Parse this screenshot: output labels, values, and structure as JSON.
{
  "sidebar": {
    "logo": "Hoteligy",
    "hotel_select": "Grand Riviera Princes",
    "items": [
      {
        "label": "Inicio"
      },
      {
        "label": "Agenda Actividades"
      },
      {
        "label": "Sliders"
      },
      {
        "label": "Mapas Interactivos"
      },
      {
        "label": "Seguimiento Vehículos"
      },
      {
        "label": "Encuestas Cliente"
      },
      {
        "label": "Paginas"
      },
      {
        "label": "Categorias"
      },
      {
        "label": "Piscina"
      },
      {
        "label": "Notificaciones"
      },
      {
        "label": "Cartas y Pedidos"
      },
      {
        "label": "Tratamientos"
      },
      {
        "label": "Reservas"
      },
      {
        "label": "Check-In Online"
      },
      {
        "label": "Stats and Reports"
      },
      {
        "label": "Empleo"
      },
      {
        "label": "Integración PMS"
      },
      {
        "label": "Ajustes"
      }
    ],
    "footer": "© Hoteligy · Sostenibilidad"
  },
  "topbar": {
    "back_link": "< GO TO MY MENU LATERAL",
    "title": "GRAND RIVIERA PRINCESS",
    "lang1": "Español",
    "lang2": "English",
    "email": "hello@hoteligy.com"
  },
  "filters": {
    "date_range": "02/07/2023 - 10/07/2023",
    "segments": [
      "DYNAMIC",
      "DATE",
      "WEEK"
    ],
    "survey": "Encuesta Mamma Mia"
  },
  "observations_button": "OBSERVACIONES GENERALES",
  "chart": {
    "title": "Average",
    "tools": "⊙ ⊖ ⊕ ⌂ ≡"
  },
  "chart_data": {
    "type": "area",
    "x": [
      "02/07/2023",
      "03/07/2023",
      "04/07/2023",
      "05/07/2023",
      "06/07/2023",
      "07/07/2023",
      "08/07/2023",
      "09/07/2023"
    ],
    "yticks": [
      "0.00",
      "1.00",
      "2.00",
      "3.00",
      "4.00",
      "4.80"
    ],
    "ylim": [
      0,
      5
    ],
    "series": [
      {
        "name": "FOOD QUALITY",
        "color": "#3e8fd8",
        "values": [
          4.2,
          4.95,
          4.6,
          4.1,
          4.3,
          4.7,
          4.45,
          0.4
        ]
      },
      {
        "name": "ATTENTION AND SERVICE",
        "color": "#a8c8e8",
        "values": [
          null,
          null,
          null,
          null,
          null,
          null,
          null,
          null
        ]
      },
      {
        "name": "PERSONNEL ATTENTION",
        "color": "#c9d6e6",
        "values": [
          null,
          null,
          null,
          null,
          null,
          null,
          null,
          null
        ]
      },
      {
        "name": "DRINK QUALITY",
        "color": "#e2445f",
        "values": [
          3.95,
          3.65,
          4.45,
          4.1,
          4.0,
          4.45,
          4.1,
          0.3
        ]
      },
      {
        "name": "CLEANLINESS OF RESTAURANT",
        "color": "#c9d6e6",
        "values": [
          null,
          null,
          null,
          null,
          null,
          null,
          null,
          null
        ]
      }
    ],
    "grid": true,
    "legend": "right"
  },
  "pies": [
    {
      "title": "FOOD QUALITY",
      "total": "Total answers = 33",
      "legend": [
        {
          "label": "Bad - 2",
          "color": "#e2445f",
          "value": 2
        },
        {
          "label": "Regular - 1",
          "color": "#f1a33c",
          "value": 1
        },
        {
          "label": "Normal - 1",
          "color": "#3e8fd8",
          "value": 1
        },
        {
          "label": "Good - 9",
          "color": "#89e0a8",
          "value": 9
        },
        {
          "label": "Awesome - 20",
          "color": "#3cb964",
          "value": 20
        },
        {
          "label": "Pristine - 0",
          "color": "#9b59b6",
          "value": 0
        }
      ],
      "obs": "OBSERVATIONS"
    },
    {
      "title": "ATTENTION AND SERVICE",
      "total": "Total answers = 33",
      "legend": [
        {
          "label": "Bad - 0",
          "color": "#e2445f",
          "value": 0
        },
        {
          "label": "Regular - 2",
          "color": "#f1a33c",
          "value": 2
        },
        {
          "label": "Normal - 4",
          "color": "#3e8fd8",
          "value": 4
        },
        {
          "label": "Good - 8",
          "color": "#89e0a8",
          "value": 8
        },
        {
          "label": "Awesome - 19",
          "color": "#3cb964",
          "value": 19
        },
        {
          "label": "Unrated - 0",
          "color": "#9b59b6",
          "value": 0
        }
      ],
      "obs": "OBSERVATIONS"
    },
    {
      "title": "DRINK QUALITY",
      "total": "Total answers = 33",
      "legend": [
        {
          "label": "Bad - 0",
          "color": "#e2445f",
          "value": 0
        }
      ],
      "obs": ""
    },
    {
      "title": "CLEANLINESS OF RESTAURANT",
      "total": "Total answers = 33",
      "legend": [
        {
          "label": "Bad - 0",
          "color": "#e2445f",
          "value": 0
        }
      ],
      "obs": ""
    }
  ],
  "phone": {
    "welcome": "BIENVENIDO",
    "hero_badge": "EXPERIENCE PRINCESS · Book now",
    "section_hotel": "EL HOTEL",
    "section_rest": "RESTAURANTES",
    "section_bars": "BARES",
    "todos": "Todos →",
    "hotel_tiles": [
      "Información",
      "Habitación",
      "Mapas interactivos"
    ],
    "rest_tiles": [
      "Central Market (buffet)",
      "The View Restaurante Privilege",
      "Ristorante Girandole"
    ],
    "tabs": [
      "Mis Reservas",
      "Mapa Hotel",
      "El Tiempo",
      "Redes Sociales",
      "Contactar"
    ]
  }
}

**Work to do:** Work out how many lines above have the string "ATTENTION" in them, and give only the number.

**Answer to this task:** 3